(begin)
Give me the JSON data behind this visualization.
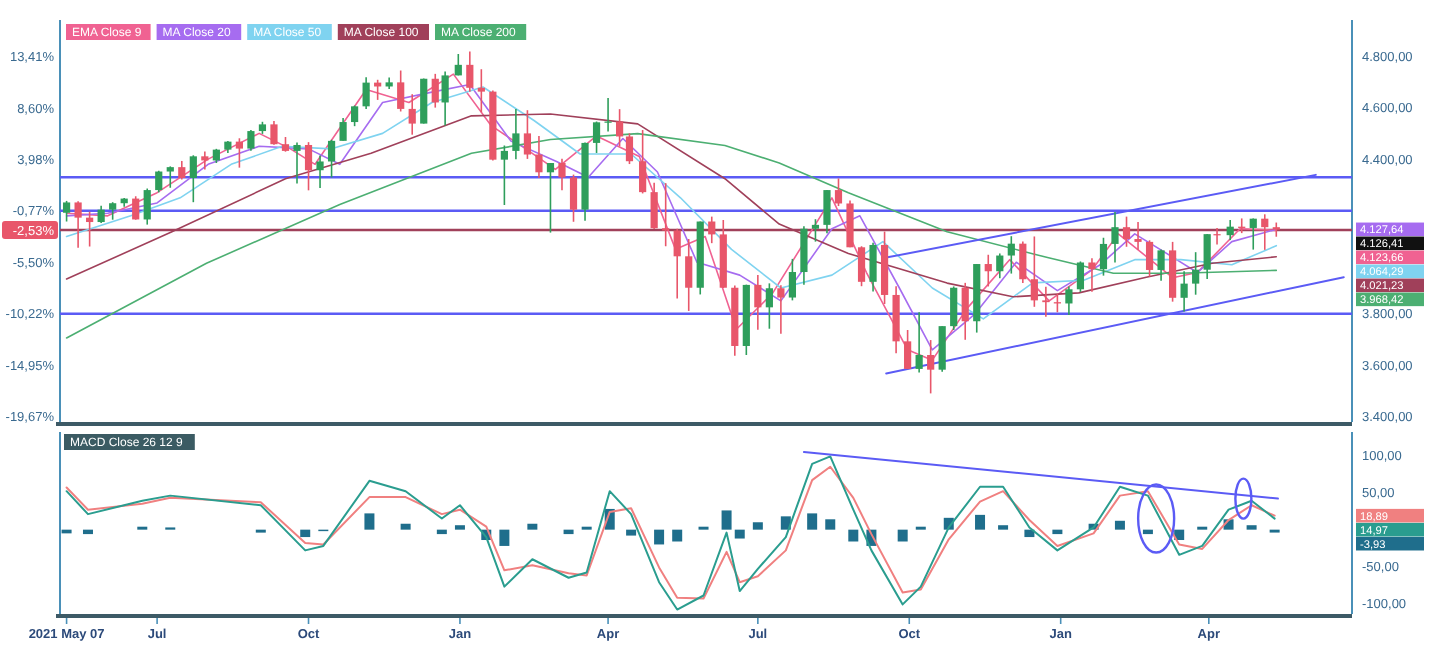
{
  "chart_data": [
    {
      "type": "candlestick",
      "colors": [
        "#2e9e5b",
        "#e8566a",
        "#e8566a",
        "#2e9e5b",
        "#2e9e5b",
        "#2e9e5b",
        "#e8566a",
        "#2e9e5b",
        "#2e9e5b",
        "#2e9e5b",
        "#e8566a",
        "#2e9e5b",
        "#e8566a",
        "#2e9e5b",
        "#2e9e5b",
        "#e8566a",
        "#2e9e5b",
        "#2e9e5b",
        "#e8566a",
        "#e8566a",
        "#2e9e5b",
        "#e8566a",
        "#2e9e5b",
        "#2e9e5b",
        "#2e9e5b",
        "#2e9e5b",
        "#2e9e5b",
        "#e8566a",
        "#2e9e5b",
        "#e8566a",
        "#e8566a",
        "#2e9e5b",
        "#e8566a",
        "#2e9e5b",
        "#2e9e5b",
        "#e8566a",
        "#e8566a",
        "#e8566a",
        "#2e9e5b",
        "#2e9e5b",
        "#e8566a",
        "#e8566a",
        "#2e9e5b",
        "#e8566a",
        "#e8566a",
        "#2e9e5b",
        "#2e9e5b",
        "#2e9e5b",
        "#e8566a",
        "#e8566a",
        "#e8566a",
        "#e8566a",
        "#e8566a",
        "#e8566a",
        "#e8566a",
        "#2e9e5b",
        "#e8566a",
        "#e8566a",
        "#e8566a",
        "#2e9e5b",
        "#e8566a",
        "#2e9e5b",
        "#e8566a",
        "#2e9e5b",
        "#2e9e5b",
        "#2e9e5b",
        "#2e9e5b",
        "#e8566a",
        "#e8566a",
        "#e8566a",
        "#2e9e5b",
        "#e8566a",
        "#e8566a",
        "#e8566a",
        "#2e9e5b",
        "#e8566a",
        "#2e9e5b",
        "#2e9e5b",
        "#e8566a",
        "#2e9e5b",
        "#e8566a",
        "#2e9e5b",
        "#2e9e5b",
        "#e8566a",
        "#e8566a",
        "#e8566a",
        "#e8566a",
        "#2e9e5b",
        "#2e9e5b",
        "#e8566a",
        "#2e9e5b",
        "#2e9e5b",
        "#e8566a",
        "#e8566a",
        "#e8566a",
        "#2e9e5b",
        "#e8566a",
        "#2e9e5b",
        "#2e9e5b",
        "#2e9e5b",
        "#e8566a",
        "#2e9e5b",
        "#e8566a",
        "#2e9e5b",
        "#e8566a",
        "#e8566a"
      ],
      "x": [
        "2021-05-07",
        "2021-05-14",
        "2021-05-21",
        "2021-05-28",
        "2021-06-04",
        "2021-06-11",
        "2021-06-18",
        "2021-06-25",
        "2021-07-02",
        "2021-07-09",
        "2021-07-16",
        "2021-07-23",
        "2021-07-30",
        "2021-08-06",
        "2021-08-13",
        "2021-08-20",
        "2021-08-27",
        "2021-09-03",
        "2021-09-10",
        "2021-09-17",
        "2021-09-24",
        "2021-10-01",
        "2021-10-08",
        "2021-10-15",
        "2021-10-22",
        "2021-10-29",
        "2021-11-05",
        "2021-11-12",
        "2021-11-19",
        "2021-11-26",
        "2021-12-03",
        "2021-12-10",
        "2021-12-17",
        "2021-12-23",
        "2021-12-31",
        "2022-01-07",
        "2022-01-14",
        "2022-01-21",
        "2022-01-28",
        "2022-02-04",
        "2022-02-11",
        "2022-02-18",
        "2022-02-25",
        "2022-03-04",
        "2022-03-11",
        "2022-03-18",
        "2022-03-25",
        "2022-04-01",
        "2022-04-08",
        "2022-04-14",
        "2022-04-22",
        "2022-04-29",
        "2022-05-06",
        "2022-05-13",
        "2022-05-20",
        "2022-05-27",
        "2022-06-03",
        "2022-06-10",
        "2022-06-17",
        "2022-06-24",
        "2022-07-01",
        "2022-07-08",
        "2022-07-15",
        "2022-07-22",
        "2022-07-29",
        "2022-08-05",
        "2022-08-12",
        "2022-08-19",
        "2022-08-26",
        "2022-09-02",
        "2022-09-09",
        "2022-09-16",
        "2022-09-23",
        "2022-09-30",
        "2022-10-07",
        "2022-10-14",
        "2022-10-21",
        "2022-10-28",
        "2022-11-04",
        "2022-11-11",
        "2022-11-18",
        "2022-11-25",
        "2022-12-02",
        "2022-12-09",
        "2022-12-16",
        "2022-12-23",
        "2022-12-30",
        "2023-01-06",
        "2023-01-13",
        "2023-01-20",
        "2023-01-27",
        "2023-02-03",
        "2023-02-10",
        "2023-02-17",
        "2023-02-24",
        "2023-03-03",
        "2023-03-10",
        "2023-03-17",
        "2023-03-24",
        "2023-03-31",
        "2023-04-06",
        "2023-04-14",
        "2023-04-21",
        "2023-04-28",
        "2023-05-05",
        "2023-05-12"
      ],
      "ohlc": [
        [
          4192,
          4238,
          4158,
          4232
        ],
        [
          4232,
          4237,
          4056,
          4173
        ],
        [
          4173,
          4196,
          4061,
          4156
        ],
        [
          4156,
          4219,
          4152,
          4204
        ],
        [
          4204,
          4233,
          4165,
          4229
        ],
        [
          4229,
          4249,
          4215,
          4247
        ],
        [
          4247,
          4256,
          4165,
          4166
        ],
        [
          4166,
          4286,
          4146,
          4280
        ],
        [
          4280,
          4355,
          4271,
          4352
        ],
        [
          4352,
          4372,
          4289,
          4369
        ],
        [
          4369,
          4393,
          4321,
          4327
        ],
        [
          4327,
          4415,
          4233,
          4411
        ],
        [
          4411,
          4430,
          4360,
          4395
        ],
        [
          4395,
          4440,
          4385,
          4437
        ],
        [
          4437,
          4470,
          4424,
          4468
        ],
        [
          4468,
          4481,
          4367,
          4441
        ],
        [
          4441,
          4513,
          4433,
          4509
        ],
        [
          4509,
          4545,
          4498,
          4535
        ],
        [
          4535,
          4548,
          4456,
          4458
        ],
        [
          4458,
          4486,
          4429,
          4432
        ],
        [
          4432,
          4465,
          4306,
          4455
        ],
        [
          4455,
          4466,
          4279,
          4357
        ],
        [
          4357,
          4414,
          4288,
          4391
        ],
        [
          4391,
          4475,
          4329,
          4471
        ],
        [
          4471,
          4560,
          4471,
          4544
        ],
        [
          4544,
          4608,
          4528,
          4605
        ],
        [
          4605,
          4718,
          4595,
          4697
        ],
        [
          4697,
          4708,
          4630,
          4682
        ],
        [
          4682,
          4717,
          4672,
          4698
        ],
        [
          4698,
          4744,
          4585,
          4595
        ],
        [
          4595,
          4652,
          4495,
          4538
        ],
        [
          4538,
          4713,
          4538,
          4712
        ],
        [
          4712,
          4731,
          4600,
          4620
        ],
        [
          4620,
          4740,
          4531,
          4725
        ],
        [
          4725,
          4808,
          4725,
          4766
        ],
        [
          4766,
          4818,
          4662,
          4677
        ],
        [
          4677,
          4749,
          4582,
          4662
        ],
        [
          4662,
          4666,
          4395,
          4398
        ],
        [
          4398,
          4453,
          4222,
          4432
        ],
        [
          4432,
          4595,
          4400,
          4500
        ],
        [
          4500,
          4590,
          4401,
          4418
        ],
        [
          4418,
          4490,
          4327,
          4349
        ],
        [
          4349,
          4385,
          4115,
          4385
        ],
        [
          4385,
          4402,
          4279,
          4329
        ],
        [
          4329,
          4340,
          4157,
          4204
        ],
        [
          4204,
          4465,
          4161,
          4463
        ],
        [
          4463,
          4546,
          4424,
          4543
        ],
        [
          4543,
          4637,
          4507,
          4546
        ],
        [
          4546,
          4594,
          4450,
          4488
        ],
        [
          4488,
          4500,
          4381,
          4392
        ],
        [
          4392,
          4513,
          4267,
          4272
        ],
        [
          4272,
          4308,
          4129,
          4132
        ],
        [
          4132,
          4307,
          4062,
          4123
        ],
        [
          4123,
          4130,
          3859,
          4023
        ],
        [
          4023,
          4090,
          3811,
          3901
        ],
        [
          3901,
          4158,
          3875,
          4158
        ],
        [
          4158,
          4177,
          4074,
          4108
        ],
        [
          4108,
          4164,
          3900,
          3901
        ],
        [
          3901,
          3910,
          3637,
          3675
        ],
        [
          3675,
          3913,
          3640,
          3912
        ],
        [
          3912,
          3950,
          3738,
          3825
        ],
        [
          3825,
          3918,
          3742,
          3899
        ],
        [
          3899,
          3911,
          3722,
          3863
        ],
        [
          3863,
          4013,
          3852,
          3962
        ],
        [
          3962,
          4140,
          3913,
          4130
        ],
        [
          4130,
          4167,
          4080,
          4145
        ],
        [
          4145,
          4280,
          4112,
          4280
        ],
        [
          4280,
          4325,
          4218,
          4228
        ],
        [
          4228,
          4240,
          4058,
          4058
        ],
        [
          4058,
          4062,
          3907,
          3924
        ],
        [
          3924,
          4076,
          3886,
          4067
        ],
        [
          4067,
          4119,
          3838,
          3873
        ],
        [
          3873,
          3907,
          3647,
          3693
        ],
        [
          3693,
          3737,
          3585,
          3586
        ],
        [
          3586,
          3806,
          3572,
          3640
        ],
        [
          3640,
          3698,
          3491,
          3583
        ],
        [
          3583,
          3752,
          3575,
          3752
        ],
        [
          3752,
          3906,
          3737,
          3901
        ],
        [
          3901,
          3920,
          3699,
          3771
        ],
        [
          3771,
          3993,
          3727,
          3993
        ],
        [
          3993,
          4029,
          3906,
          3965
        ],
        [
          3965,
          4034,
          3938,
          4026
        ],
        [
          4026,
          4101,
          3956,
          4072
        ],
        [
          4072,
          4080,
          3919,
          3934
        ],
        [
          3934,
          4100,
          3827,
          3852
        ],
        [
          3852,
          3905,
          3788,
          3845
        ],
        [
          3845,
          3878,
          3806,
          3840
        ],
        [
          3840,
          3906,
          3795,
          3895
        ],
        [
          3895,
          4003,
          3885,
          3999
        ],
        [
          3999,
          4015,
          3885,
          3973
        ],
        [
          3973,
          4095,
          3948,
          4071
        ],
        [
          4071,
          4195,
          3999,
          4136
        ],
        [
          4136,
          4177,
          4060,
          4090
        ],
        [
          4090,
          4156,
          4048,
          4079
        ],
        [
          4079,
          4085,
          3944,
          3970
        ],
        [
          3970,
          4049,
          3928,
          4046
        ],
        [
          4046,
          4079,
          3847,
          3862
        ],
        [
          3862,
          3965,
          3809,
          3917
        ],
        [
          3917,
          4039,
          3874,
          3971
        ],
        [
          3971,
          4110,
          3935,
          4109
        ],
        [
          4109,
          4133,
          4069,
          4105
        ],
        [
          4105,
          4164,
          4086,
          4138
        ],
        [
          4138,
          4170,
          4113,
          4133
        ],
        [
          4133,
          4170,
          4049,
          4169
        ],
        [
          4169,
          4186,
          4048,
          4136
        ],
        [
          4136,
          4154,
          4099,
          4126.41
        ]
      ],
      "series": [
        {
          "name": "EMA Close 9",
          "type": "line",
          "color": "#f06292",
          "x": [
            "2021-05-07",
            "2021-06-01",
            "2021-07-01",
            "2021-08-01",
            "2021-09-01",
            "2021-09-20",
            "2021-10-05",
            "2021-11-05",
            "2021-12-01",
            "2021-12-28",
            "2022-01-20",
            "2022-02-10",
            "2022-02-28",
            "2022-03-25",
            "2022-04-20",
            "2022-05-12",
            "2022-05-30",
            "2022-06-18",
            "2022-07-10",
            "2022-08-15",
            "2022-09-05",
            "2022-09-30",
            "2022-10-15",
            "2022-11-05",
            "2022-12-01",
            "2022-12-25",
            "2023-01-20",
            "2023-02-05",
            "2023-03-10",
            "2023-03-25",
            "2023-04-20",
            "2023-05-12"
          ],
          "values": [
            4190,
            4180,
            4270,
            4400,
            4500,
            4440,
            4380,
            4670,
            4620,
            4730,
            4530,
            4440,
            4360,
            4490,
            4410,
            4050,
            4100,
            3740,
            3880,
            4250,
            3960,
            3660,
            3620,
            3820,
            4010,
            3850,
            3970,
            4110,
            3940,
            3960,
            4130,
            4123.66
          ]
        },
        {
          "name": "MA Close 20",
          "type": "line",
          "color": "#a66cf0",
          "x": [
            "2021-05-07",
            "2021-06-01",
            "2021-07-01",
            "2021-08-01",
            "2021-09-01",
            "2021-10-01",
            "2021-10-20",
            "2021-11-15",
            "2021-12-15",
            "2022-01-07",
            "2022-02-01",
            "2022-03-01",
            "2022-03-20",
            "2022-04-10",
            "2022-05-01",
            "2022-05-25",
            "2022-06-20",
            "2022-07-15",
            "2022-08-15",
            "2022-09-01",
            "2022-09-25",
            "2022-10-15",
            "2022-11-10",
            "2022-12-05",
            "2022-12-30",
            "2023-01-25",
            "2023-02-15",
            "2023-03-10",
            "2023-03-25",
            "2023-04-15",
            "2023-05-12"
          ],
          "values": [
            4180,
            4190,
            4230,
            4380,
            4450,
            4440,
            4380,
            4620,
            4660,
            4690,
            4470,
            4390,
            4330,
            4480,
            4350,
            4000,
            3950,
            3850,
            4130,
            4180,
            3900,
            3660,
            3800,
            4000,
            3890,
            3990,
            4110,
            4020,
            3960,
            4080,
            4127.64
          ]
        },
        {
          "name": "MA Close 50",
          "type": "line",
          "color": "#7fd3f0",
          "x": [
            "2021-05-07",
            "2021-06-15",
            "2021-07-15",
            "2021-08-15",
            "2021-09-15",
            "2021-10-15",
            "2021-11-15",
            "2021-12-15",
            "2022-01-15",
            "2022-02-15",
            "2022-03-15",
            "2022-04-15",
            "2022-05-15",
            "2022-06-15",
            "2022-07-15",
            "2022-08-15",
            "2022-09-15",
            "2022-10-15",
            "2022-11-15",
            "2022-12-15",
            "2023-01-15",
            "2023-02-15",
            "2023-03-15",
            "2023-04-15",
            "2023-05-12"
          ],
          "values": [
            4100,
            4180,
            4250,
            4380,
            4450,
            4440,
            4500,
            4620,
            4680,
            4550,
            4420,
            4420,
            4250,
            4050,
            3900,
            3950,
            4080,
            3900,
            3780,
            3920,
            3930,
            4010,
            4010,
            3990,
            4064.29
          ]
        },
        {
          "name": "MA Close 100",
          "type": "line",
          "color": "#a0405a",
          "x": [
            "2021-05-07",
            "2021-07-10",
            "2021-09-17",
            "2021-11-08",
            "2022-01-08",
            "2022-02-25",
            "2022-04-19",
            "2022-06-11",
            "2022-07-14",
            "2022-08-25",
            "2022-10-24",
            "2022-12-03",
            "2023-01-12",
            "2023-02-22",
            "2023-04-03",
            "2023-05-12"
          ],
          "values": [
            3935,
            4118,
            4324,
            4423,
            4568,
            4575,
            4537,
            4324,
            4148,
            4034,
            3919,
            3866,
            3881,
            3942,
            3996,
            4021.23
          ]
        },
        {
          "name": "MA Close 200",
          "type": "line",
          "color": "#4caf72",
          "x": [
            "2021-05-07",
            "2021-07-31",
            "2021-10-20",
            "2022-01-08",
            "2022-02-25",
            "2022-04-19",
            "2022-06-11",
            "2022-07-14",
            "2022-08-25",
            "2022-10-24",
            "2022-12-24",
            "2023-02-02",
            "2023-03-14",
            "2023-05-12"
          ],
          "values": [
            3706,
            3996,
            4224,
            4423,
            4476,
            4499,
            4453,
            4385,
            4270,
            4118,
            4018,
            3957,
            3957,
            3968.42
          ]
        },
        {
          "type": "line",
          "color": "#5b5bf5",
          "x": [
            "2022-09-17",
            "2023-06-05"
          ],
          "values": [
            4018,
            4339
          ]
        },
        {
          "type": "line",
          "color": "#5b5bf5",
          "x": [
            "2022-09-17",
            "2023-06-22"
          ],
          "values": [
            3568,
            3942
          ]
        }
      ],
      "ref_lines": [
        {
          "axis": "y",
          "value": 4330,
          "color": "#5b5bf5"
        },
        {
          "axis": "y",
          "value": 4200,
          "color": "#5b5bf5"
        },
        {
          "axis": "y",
          "value": 3800,
          "color": "#5b5bf5"
        },
        {
          "axis": "y2",
          "value": -2.53,
          "color": "#a0405a",
          "label": "-2,53%"
        }
      ],
      "annotations": [
        "4.127,64",
        "4.126,41",
        "4.123,66",
        "4.064,29",
        "4.021,23",
        "3.968,42"
      ],
      "xlim": [
        "2021-05-03",
        "2023-06-27"
      ],
      "ylim": [
        3380,
        4940
      ],
      "yticks": [
        {
          "value": 3400,
          "label": "3.400,00"
        },
        {
          "value": 3600,
          "label": "3.600,00"
        },
        {
          "value": 3800,
          "label": "3.800,00"
        },
        {
          "value": 4400,
          "label": "4.400,00"
        },
        {
          "value": 4600,
          "label": "4.600,00"
        },
        {
          "value": 4800,
          "label": "4.800,00"
        }
      ],
      "y2lim": [
        -20.14,
        16.72
      ],
      "y2ticks": [
        {
          "value": -19.67,
          "label": "-19,67%"
        },
        {
          "value": -14.95,
          "label": "-14,95%"
        },
        {
          "value": -10.22,
          "label": "-10,22%"
        },
        {
          "value": -5.5,
          "label": "-5,50%"
        },
        {
          "value": -0.77,
          "label": "-0,77%"
        },
        {
          "value": 3.98,
          "label": "3,98%"
        },
        {
          "value": 8.6,
          "label": "8,60%"
        },
        {
          "value": 13.41,
          "label": "13,41%"
        }
      ],
      "legend": "top left",
      "tick_labels": "y"
    },
    {
      "type": "line",
      "title": "MACD Close 26 12 9",
      "annotations": [
        "18,89",
        "14,97",
        "-3,93"
      ],
      "x": [
        "2021-05-07",
        "2021-05-20",
        "2021-06-22",
        "2021-07-09",
        "2021-09-02",
        "2021-09-29",
        "2021-10-10",
        "2021-11-07",
        "2021-11-29",
        "2021-12-21",
        "2022-01-01",
        "2022-01-17",
        "2022-01-28",
        "2022-02-14",
        "2022-03-08",
        "2022-03-19",
        "2022-04-02",
        "2022-04-15",
        "2022-05-02",
        "2022-05-13",
        "2022-05-29",
        "2022-06-12",
        "2022-06-20",
        "2022-07-01",
        "2022-07-18",
        "2022-08-03",
        "2022-08-14",
        "2022-08-28",
        "2022-09-08",
        "2022-09-27",
        "2022-10-08",
        "2022-10-25",
        "2022-11-13",
        "2022-11-27",
        "2022-12-13",
        "2022-12-30",
        "2023-01-21",
        "2023-02-06",
        "2023-02-23",
        "2023-03-14",
        "2023-03-28",
        "2023-04-13",
        "2023-04-27",
        "2023-05-11"
      ],
      "series": [
        {
          "type": "bar",
          "color": "#1f6e8c",
          "values": [
            -5,
            -6,
            4,
            3,
            -4,
            -10,
            -2,
            22,
            8,
            -6,
            6,
            -14,
            -22,
            8,
            -6,
            4,
            28,
            -8,
            -20,
            -16,
            4,
            26,
            -12,
            10,
            18,
            22,
            14,
            -16,
            -22,
            -16,
            4,
            16,
            20,
            6,
            -10,
            -6,
            8,
            12,
            -6,
            -14,
            4,
            14,
            6,
            -3.93
          ]
        },
        {
          "type": "line",
          "color": "#f08080",
          "values": [
            57,
            27,
            35,
            43,
            37,
            -18,
            -20,
            44,
            44,
            21,
            27,
            4,
            -55,
            -48,
            -59,
            -62,
            24,
            29,
            -51,
            -92,
            -93,
            -30,
            -71,
            -63,
            -28,
            67,
            85,
            43,
            -6,
            -85,
            -81,
            -13,
            38,
            52,
            13,
            -22,
            -5,
            46,
            52,
            -20,
            -26,
            13,
            33,
            18.89
          ]
        },
        {
          "type": "line",
          "color": "#2a9d8f",
          "values": [
            52,
            21,
            39,
            46,
            33,
            -28,
            -22,
            66,
            52,
            15,
            33,
            -10,
            -77,
            -40,
            -65,
            -58,
            52,
            21,
            -71,
            -108,
            -89,
            -4,
            -83,
            -53,
            -10,
            89,
            99,
            27,
            -28,
            -101,
            -77,
            3,
            58,
            58,
            3,
            -28,
            3,
            58,
            46,
            -34,
            -22,
            27,
            39,
            14.97
          ]
        },
        {
          "type": "line",
          "color": "#5b5bf5",
          "x": [
            "2022-07-29",
            "2023-05-13"
          ],
          "values": [
            105,
            42
          ]
        }
      ],
      "xlim": [
        "2021-05-03",
        "2023-06-27"
      ],
      "xticks": [
        {
          "value": "2021-05-07",
          "label": "2021 May 07"
        },
        {
          "value": "2021-07-01",
          "label": "Jul"
        },
        {
          "value": "2021-10-01",
          "label": "Oct"
        },
        {
          "value": "2022-01-01",
          "label": "Jan"
        },
        {
          "value": "2022-04-01",
          "label": "Apr"
        },
        {
          "value": "2022-07-01",
          "label": "Jul"
        },
        {
          "value": "2022-10-01",
          "label": "Oct"
        },
        {
          "value": "2023-01-01",
          "label": "Jan"
        },
        {
          "value": "2023-04-01",
          "label": "Apr"
        }
      ],
      "ylim": [
        -114,
        132
      ],
      "yticks": [
        {
          "value": -100,
          "label": "-100,00"
        },
        {
          "value": -50,
          "label": "-50,00"
        },
        {
          "value": 50,
          "label": "50,00"
        },
        {
          "value": 100,
          "label": "100,00"
        }
      ]
    }
  ]
}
(end)
◆ **Set problem**
Lines from the records above that hold "Close" are the ones to list.

◆ **Exercise response**
          "name": "EMA Close 9",
          "name": "MA Close 20",
          "name": "MA Close 50",
          "name": "MA Close 100",
          "name": "MA Close 200",
      "title": "MACD Close 26 12 9",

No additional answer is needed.